Records from a data source:
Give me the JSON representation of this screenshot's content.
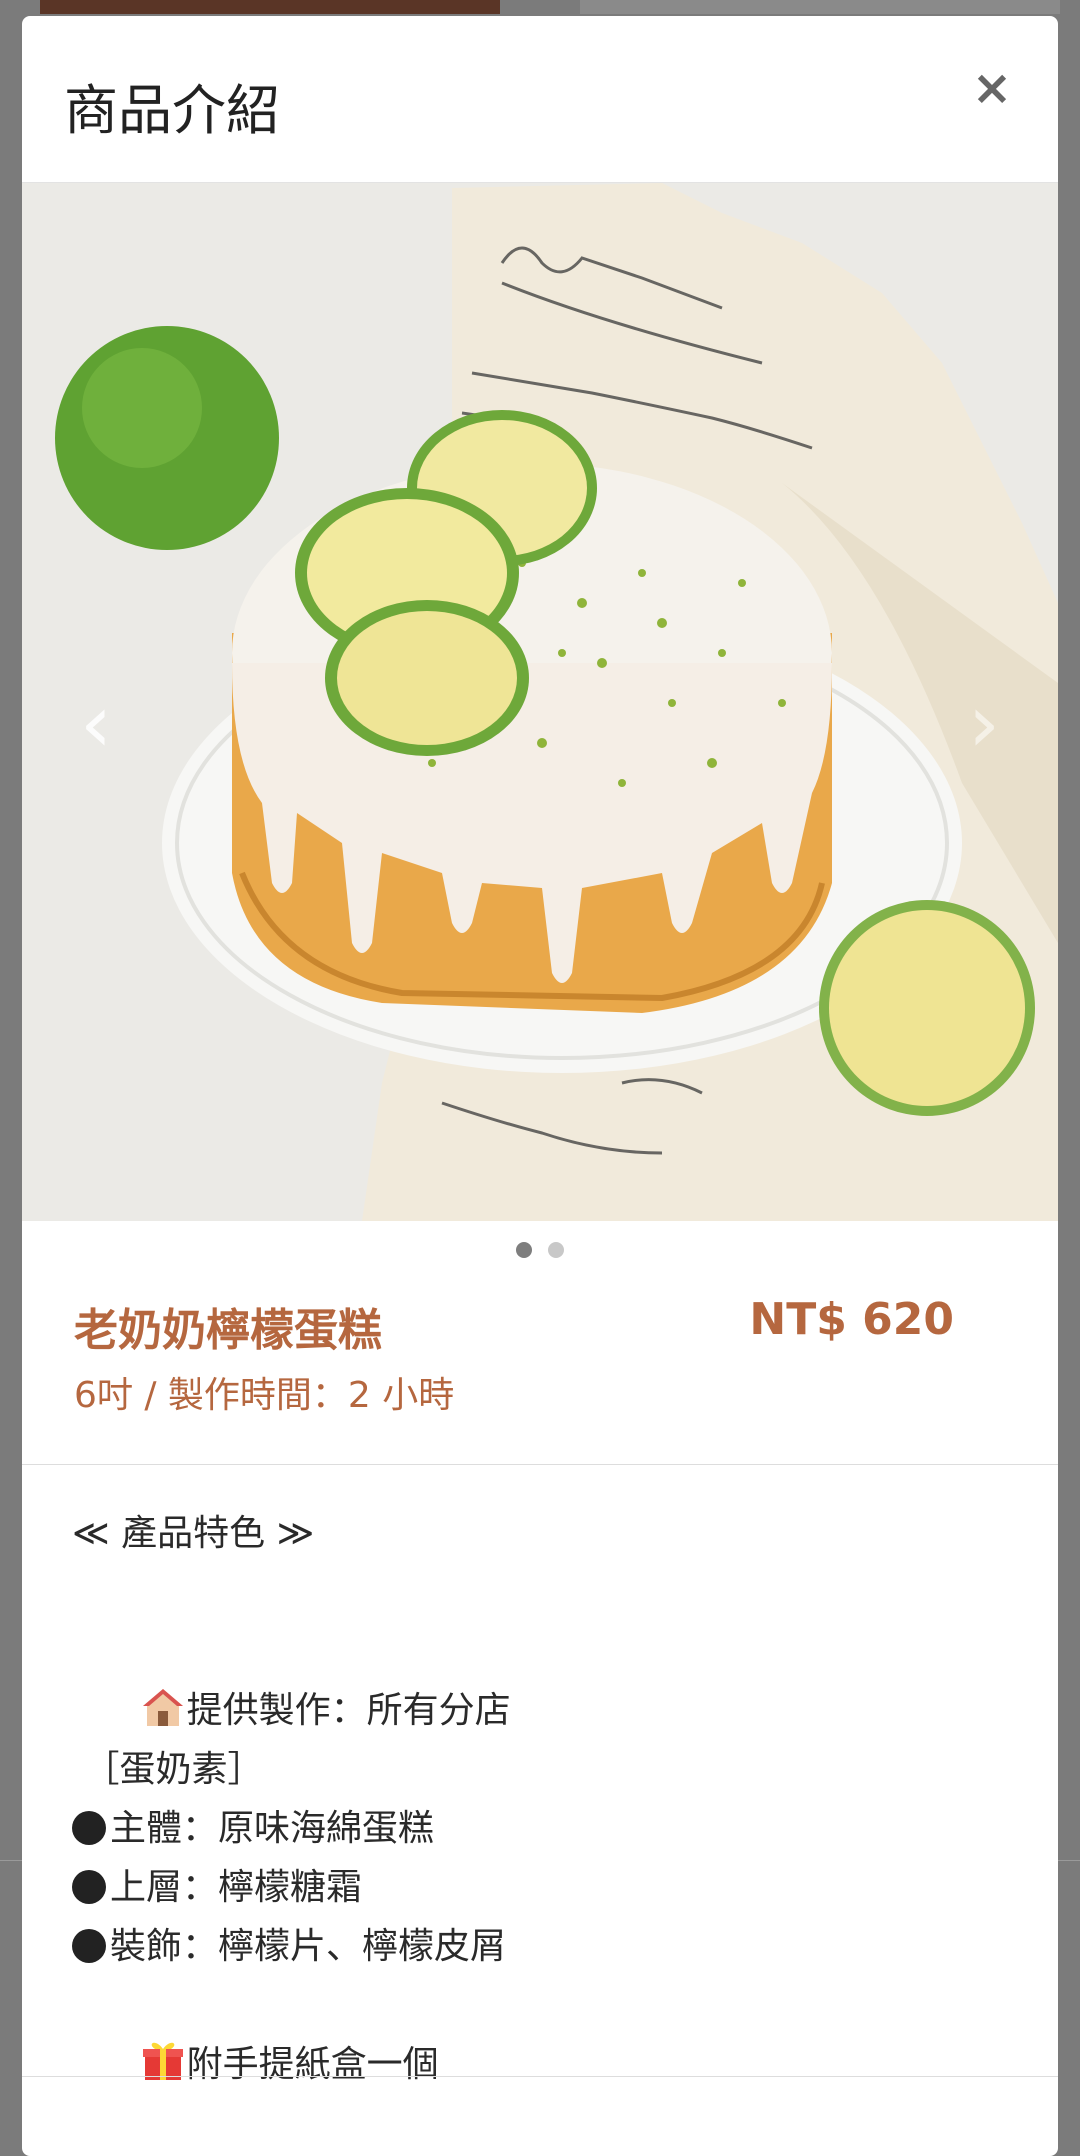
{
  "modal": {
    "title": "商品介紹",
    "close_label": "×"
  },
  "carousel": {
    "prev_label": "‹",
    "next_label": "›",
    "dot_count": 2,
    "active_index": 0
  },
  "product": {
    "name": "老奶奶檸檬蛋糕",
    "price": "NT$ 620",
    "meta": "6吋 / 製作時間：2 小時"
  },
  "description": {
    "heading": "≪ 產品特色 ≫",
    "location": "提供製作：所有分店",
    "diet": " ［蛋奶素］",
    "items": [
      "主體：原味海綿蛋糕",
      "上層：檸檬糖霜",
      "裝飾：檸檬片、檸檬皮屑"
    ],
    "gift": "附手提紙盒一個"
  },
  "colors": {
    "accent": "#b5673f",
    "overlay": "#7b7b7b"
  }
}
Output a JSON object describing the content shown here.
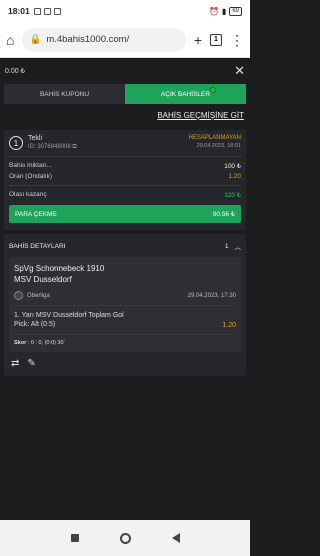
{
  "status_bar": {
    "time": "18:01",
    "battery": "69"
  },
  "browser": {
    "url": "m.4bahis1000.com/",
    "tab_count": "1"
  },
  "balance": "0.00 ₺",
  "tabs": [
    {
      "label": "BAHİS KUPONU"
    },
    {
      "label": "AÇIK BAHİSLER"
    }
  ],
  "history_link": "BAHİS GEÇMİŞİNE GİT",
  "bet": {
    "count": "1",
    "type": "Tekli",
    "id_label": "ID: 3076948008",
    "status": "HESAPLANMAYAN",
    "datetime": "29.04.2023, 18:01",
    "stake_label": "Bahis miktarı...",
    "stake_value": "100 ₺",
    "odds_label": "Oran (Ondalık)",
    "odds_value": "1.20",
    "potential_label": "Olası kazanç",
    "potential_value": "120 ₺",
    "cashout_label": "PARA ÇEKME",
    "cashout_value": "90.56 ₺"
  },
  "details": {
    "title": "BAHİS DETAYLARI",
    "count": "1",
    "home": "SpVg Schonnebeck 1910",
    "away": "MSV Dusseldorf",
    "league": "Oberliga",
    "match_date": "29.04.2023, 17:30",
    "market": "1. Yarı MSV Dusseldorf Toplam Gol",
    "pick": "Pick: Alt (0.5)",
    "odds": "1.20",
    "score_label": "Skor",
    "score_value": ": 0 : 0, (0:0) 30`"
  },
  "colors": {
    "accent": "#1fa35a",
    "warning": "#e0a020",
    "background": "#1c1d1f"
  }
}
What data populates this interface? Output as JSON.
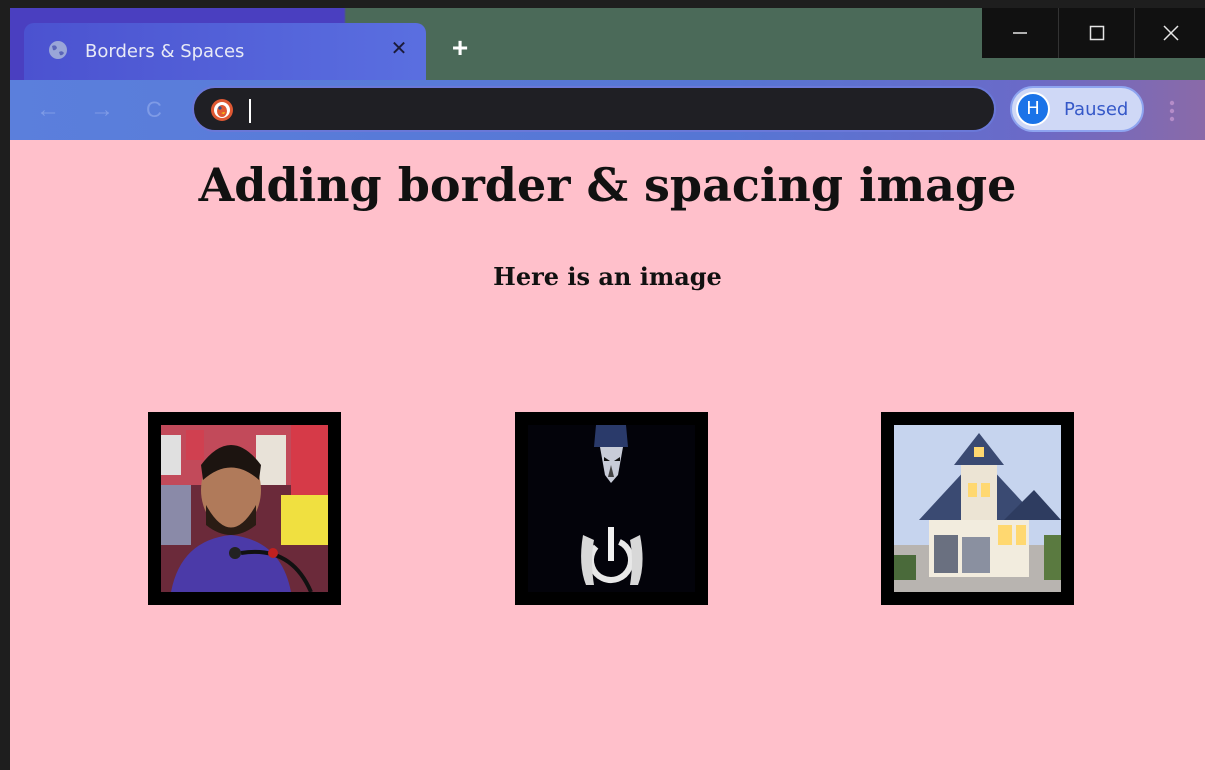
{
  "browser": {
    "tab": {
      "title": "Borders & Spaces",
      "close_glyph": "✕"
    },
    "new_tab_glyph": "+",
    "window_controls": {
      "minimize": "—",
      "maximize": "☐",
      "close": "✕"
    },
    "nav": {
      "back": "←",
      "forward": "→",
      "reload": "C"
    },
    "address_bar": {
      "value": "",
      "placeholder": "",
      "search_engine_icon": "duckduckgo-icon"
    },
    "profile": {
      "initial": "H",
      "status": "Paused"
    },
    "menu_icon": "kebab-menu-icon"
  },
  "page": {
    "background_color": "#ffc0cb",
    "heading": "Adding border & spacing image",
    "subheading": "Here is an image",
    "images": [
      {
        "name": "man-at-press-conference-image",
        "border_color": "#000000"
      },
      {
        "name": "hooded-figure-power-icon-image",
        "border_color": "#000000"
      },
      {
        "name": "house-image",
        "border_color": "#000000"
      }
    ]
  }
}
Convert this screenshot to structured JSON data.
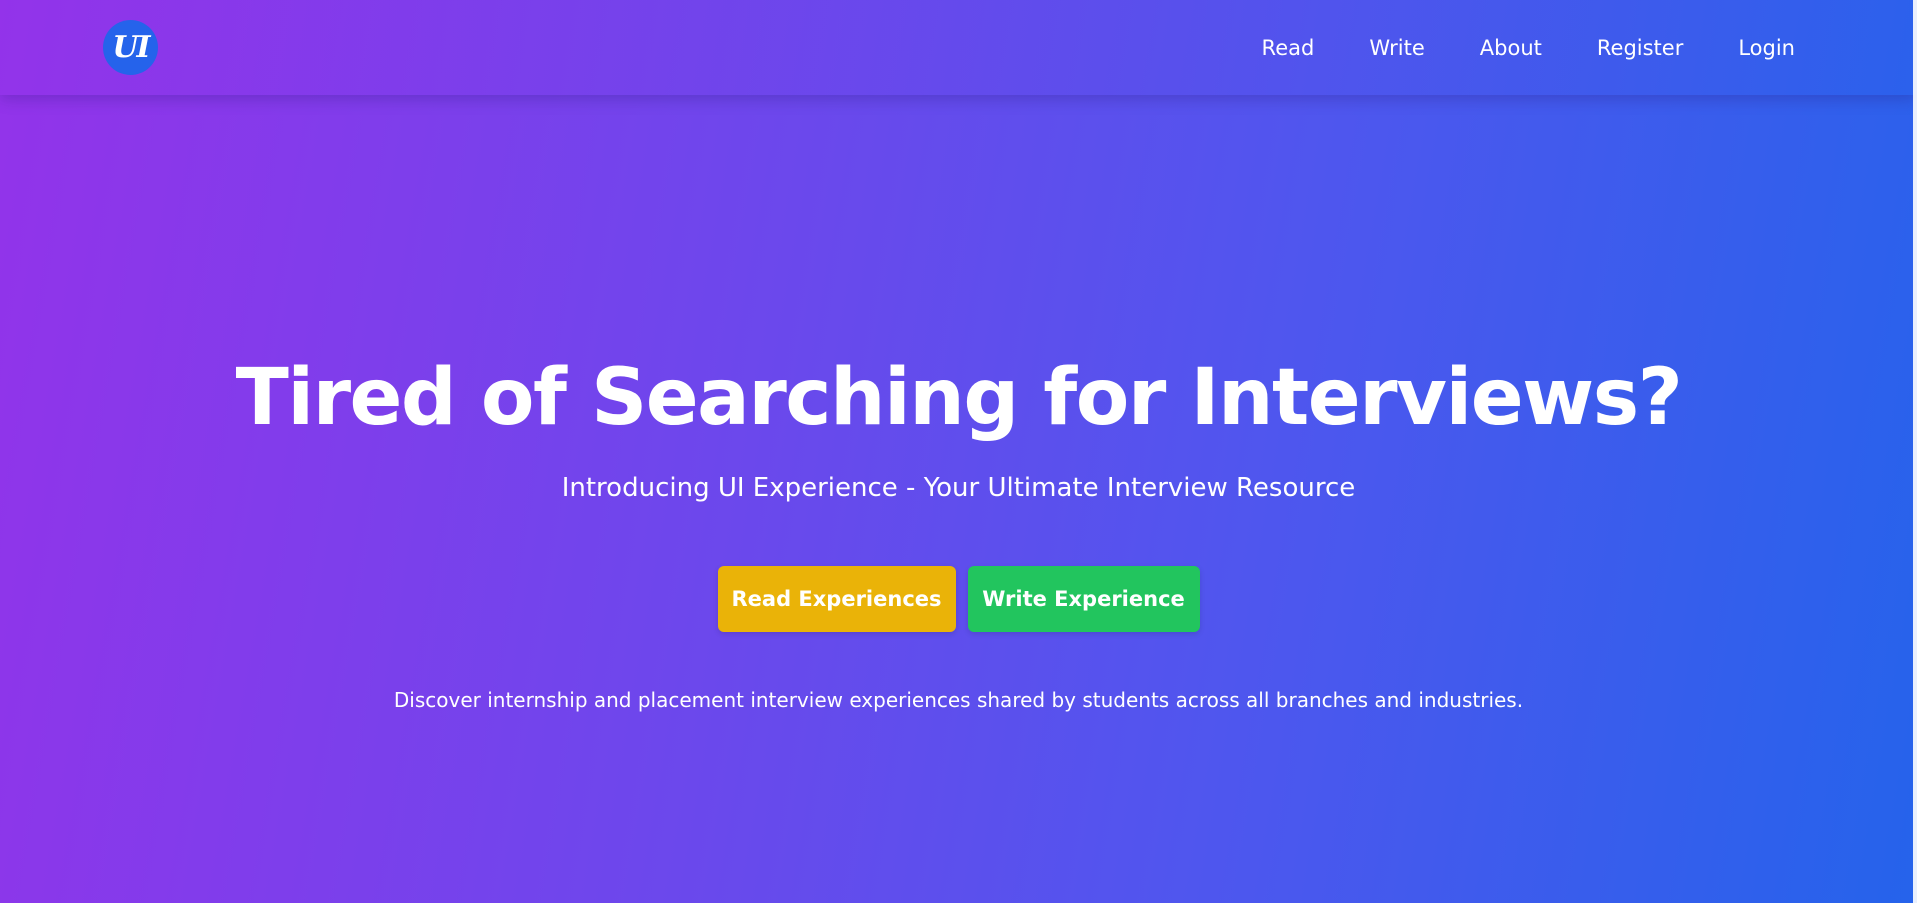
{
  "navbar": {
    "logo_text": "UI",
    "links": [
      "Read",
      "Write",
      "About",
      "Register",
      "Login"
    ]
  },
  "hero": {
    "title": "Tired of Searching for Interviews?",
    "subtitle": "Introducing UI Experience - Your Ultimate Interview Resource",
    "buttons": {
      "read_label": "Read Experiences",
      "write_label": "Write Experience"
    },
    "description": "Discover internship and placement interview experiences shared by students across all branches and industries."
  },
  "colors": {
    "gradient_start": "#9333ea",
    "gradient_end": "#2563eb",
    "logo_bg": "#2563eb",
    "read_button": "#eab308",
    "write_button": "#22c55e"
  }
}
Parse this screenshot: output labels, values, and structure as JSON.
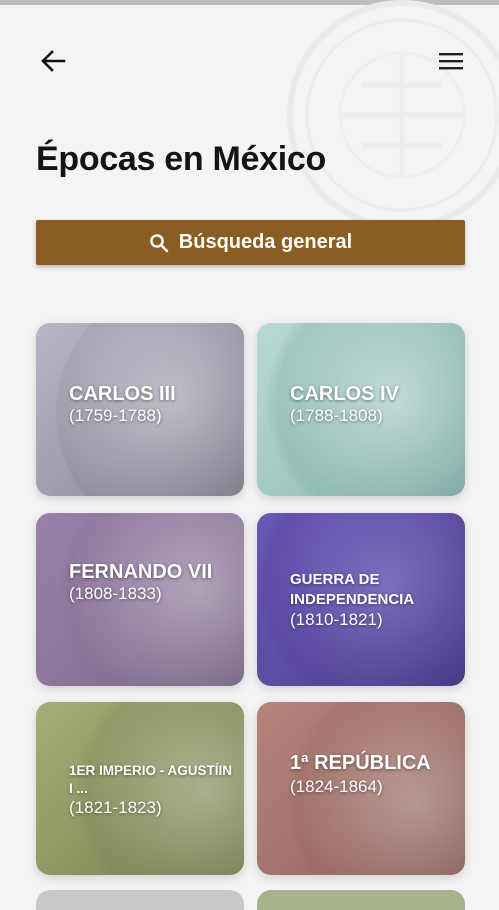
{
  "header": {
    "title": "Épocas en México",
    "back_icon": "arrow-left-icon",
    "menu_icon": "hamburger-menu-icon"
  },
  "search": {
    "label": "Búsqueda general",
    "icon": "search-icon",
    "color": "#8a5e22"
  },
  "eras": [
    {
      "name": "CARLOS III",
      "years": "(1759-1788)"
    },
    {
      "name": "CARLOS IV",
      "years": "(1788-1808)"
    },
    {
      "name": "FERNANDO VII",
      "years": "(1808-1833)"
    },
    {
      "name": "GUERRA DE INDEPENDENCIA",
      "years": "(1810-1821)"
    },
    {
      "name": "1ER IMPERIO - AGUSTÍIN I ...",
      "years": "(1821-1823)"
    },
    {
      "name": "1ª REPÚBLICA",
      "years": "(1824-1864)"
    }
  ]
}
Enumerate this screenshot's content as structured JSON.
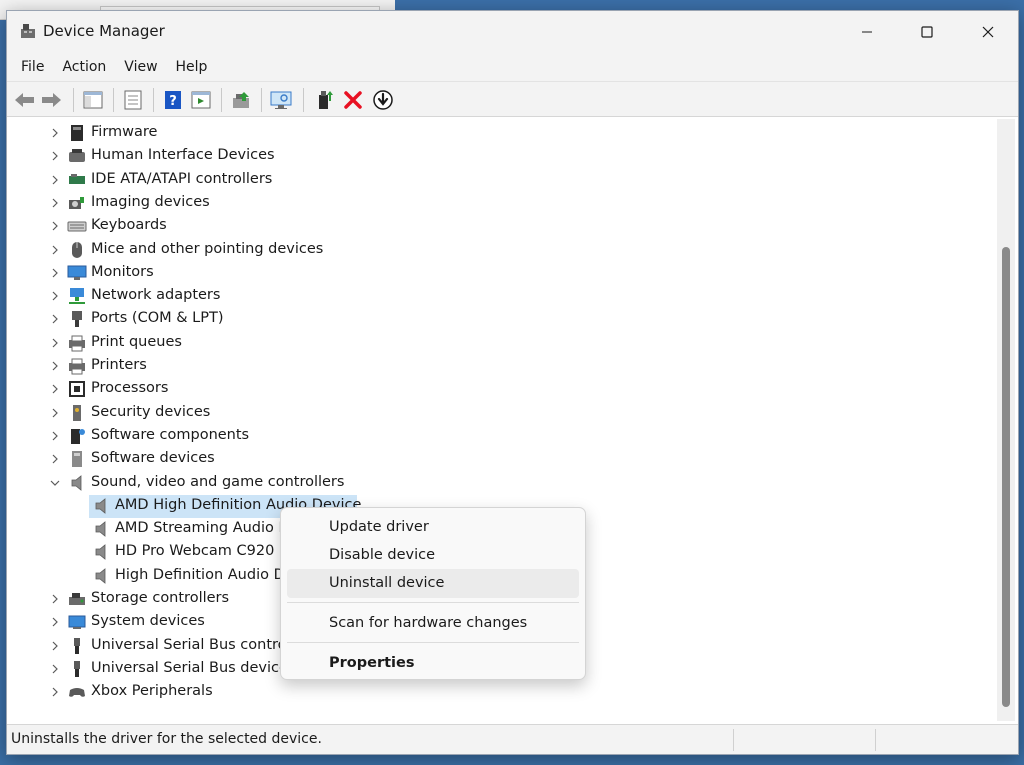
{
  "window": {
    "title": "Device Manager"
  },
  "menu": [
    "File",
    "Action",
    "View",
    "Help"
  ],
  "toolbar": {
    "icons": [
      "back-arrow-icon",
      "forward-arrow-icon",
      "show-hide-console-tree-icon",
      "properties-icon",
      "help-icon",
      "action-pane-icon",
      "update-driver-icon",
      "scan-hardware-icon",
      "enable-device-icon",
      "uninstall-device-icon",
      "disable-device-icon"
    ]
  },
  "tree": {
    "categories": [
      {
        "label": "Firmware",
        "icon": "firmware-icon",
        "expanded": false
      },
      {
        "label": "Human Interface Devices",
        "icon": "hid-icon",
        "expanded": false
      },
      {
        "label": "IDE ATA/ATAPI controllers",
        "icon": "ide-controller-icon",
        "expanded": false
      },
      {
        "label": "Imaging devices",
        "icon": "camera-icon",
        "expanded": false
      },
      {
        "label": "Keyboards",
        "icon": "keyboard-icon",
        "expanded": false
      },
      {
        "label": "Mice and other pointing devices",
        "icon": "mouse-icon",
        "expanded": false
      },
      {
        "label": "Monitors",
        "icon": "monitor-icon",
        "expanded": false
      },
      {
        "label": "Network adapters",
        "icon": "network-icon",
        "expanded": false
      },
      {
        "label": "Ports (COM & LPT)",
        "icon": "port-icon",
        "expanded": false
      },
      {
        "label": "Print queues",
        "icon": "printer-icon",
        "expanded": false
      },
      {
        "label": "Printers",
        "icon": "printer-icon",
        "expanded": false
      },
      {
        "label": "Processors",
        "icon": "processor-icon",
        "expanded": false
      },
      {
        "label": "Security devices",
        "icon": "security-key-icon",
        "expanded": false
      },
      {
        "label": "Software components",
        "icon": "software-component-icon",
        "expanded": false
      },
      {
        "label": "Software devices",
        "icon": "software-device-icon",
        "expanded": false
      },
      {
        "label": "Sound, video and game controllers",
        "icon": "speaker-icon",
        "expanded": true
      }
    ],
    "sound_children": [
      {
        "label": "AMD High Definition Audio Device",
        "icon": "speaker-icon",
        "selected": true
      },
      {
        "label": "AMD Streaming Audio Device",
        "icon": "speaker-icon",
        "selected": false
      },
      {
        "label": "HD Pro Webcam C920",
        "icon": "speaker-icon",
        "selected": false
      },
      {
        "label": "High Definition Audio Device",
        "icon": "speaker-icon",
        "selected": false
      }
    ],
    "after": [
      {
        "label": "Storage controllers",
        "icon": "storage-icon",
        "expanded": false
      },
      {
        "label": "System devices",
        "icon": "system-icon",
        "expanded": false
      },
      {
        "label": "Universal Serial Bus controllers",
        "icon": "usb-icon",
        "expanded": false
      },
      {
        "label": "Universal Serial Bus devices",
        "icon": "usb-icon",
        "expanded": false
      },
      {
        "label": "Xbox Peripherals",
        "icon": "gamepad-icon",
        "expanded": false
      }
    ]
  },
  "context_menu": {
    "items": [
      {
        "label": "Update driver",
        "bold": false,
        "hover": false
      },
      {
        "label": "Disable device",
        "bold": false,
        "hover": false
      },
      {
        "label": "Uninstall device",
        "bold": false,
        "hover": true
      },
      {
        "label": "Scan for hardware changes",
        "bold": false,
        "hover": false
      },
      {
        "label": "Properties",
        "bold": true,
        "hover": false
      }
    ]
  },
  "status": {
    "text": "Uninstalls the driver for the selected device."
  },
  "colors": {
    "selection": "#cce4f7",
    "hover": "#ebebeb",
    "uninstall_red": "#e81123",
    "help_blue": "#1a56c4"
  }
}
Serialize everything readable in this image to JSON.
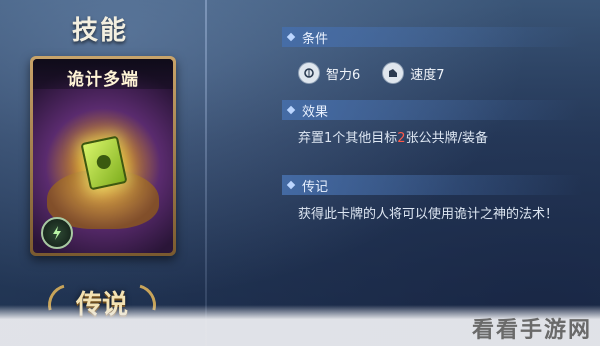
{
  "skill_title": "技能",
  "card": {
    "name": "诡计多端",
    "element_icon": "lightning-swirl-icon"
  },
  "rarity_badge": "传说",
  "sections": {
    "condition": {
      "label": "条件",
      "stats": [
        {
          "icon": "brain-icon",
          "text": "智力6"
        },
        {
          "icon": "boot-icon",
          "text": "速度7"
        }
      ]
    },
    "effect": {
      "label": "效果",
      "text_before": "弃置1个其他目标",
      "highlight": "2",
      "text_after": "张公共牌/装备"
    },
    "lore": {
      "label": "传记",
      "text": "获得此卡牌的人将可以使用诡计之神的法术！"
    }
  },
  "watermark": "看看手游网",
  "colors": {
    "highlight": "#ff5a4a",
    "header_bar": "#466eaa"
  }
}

(REQUIREMENTS):
Search the data for "structured" and list every line in which it occurs.

(EXERCISE OUTPUT):
Convert this screenshot to structured JSON data.
Enumerate this screenshot's content as structured JSON.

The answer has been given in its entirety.